** Start of Data provided **

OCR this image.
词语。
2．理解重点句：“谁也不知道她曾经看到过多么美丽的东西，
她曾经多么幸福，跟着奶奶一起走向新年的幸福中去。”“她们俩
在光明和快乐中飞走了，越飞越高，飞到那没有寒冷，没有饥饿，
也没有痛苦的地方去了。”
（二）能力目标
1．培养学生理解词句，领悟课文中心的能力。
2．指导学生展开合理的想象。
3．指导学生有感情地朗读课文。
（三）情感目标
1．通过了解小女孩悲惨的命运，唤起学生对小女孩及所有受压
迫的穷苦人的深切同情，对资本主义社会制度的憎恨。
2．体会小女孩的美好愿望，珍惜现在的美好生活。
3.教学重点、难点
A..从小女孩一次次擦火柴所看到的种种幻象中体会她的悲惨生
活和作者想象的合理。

** End of Data provided **
** Start of Data provided **

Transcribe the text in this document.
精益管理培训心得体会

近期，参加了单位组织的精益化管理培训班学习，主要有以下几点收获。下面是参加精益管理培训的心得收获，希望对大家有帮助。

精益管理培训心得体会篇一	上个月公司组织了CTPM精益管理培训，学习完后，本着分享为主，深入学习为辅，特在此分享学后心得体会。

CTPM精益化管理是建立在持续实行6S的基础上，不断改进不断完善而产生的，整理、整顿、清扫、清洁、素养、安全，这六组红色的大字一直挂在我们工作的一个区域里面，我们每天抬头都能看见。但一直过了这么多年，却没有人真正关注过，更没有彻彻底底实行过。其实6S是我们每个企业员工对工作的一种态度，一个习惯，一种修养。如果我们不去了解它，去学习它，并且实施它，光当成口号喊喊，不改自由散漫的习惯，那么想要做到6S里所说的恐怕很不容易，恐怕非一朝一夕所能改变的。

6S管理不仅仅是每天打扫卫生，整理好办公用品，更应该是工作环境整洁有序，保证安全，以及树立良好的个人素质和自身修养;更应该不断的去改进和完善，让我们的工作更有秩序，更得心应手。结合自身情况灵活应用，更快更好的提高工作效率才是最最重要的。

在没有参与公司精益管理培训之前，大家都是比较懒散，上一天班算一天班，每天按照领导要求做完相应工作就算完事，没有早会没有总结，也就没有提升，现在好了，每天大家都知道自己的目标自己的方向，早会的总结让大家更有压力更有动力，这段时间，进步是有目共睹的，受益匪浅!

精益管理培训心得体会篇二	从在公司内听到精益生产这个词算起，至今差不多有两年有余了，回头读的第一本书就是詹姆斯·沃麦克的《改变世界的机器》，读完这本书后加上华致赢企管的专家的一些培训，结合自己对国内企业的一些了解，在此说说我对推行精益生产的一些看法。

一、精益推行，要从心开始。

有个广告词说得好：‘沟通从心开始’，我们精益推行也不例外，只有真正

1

** End of Data provided **
** Start of Data provided **

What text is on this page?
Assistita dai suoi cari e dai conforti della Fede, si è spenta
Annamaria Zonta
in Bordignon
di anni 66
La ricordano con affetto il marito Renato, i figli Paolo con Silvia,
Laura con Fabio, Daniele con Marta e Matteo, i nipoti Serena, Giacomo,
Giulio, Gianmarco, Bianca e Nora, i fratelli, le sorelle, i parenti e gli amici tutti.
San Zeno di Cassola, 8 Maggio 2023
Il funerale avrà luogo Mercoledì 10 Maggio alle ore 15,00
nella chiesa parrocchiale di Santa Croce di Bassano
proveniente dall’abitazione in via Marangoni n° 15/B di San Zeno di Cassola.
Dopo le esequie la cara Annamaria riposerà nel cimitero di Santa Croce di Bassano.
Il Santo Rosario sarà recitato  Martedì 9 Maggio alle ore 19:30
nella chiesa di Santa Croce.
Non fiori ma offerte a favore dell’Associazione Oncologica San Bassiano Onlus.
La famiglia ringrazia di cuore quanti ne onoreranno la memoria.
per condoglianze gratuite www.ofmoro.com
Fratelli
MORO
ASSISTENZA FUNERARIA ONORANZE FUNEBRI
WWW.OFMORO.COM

** End of Data provided **

▸ The exercise
Look through the material and say how many lines hold "Zeno". Give the number only.

▸ Answer to this exercise
2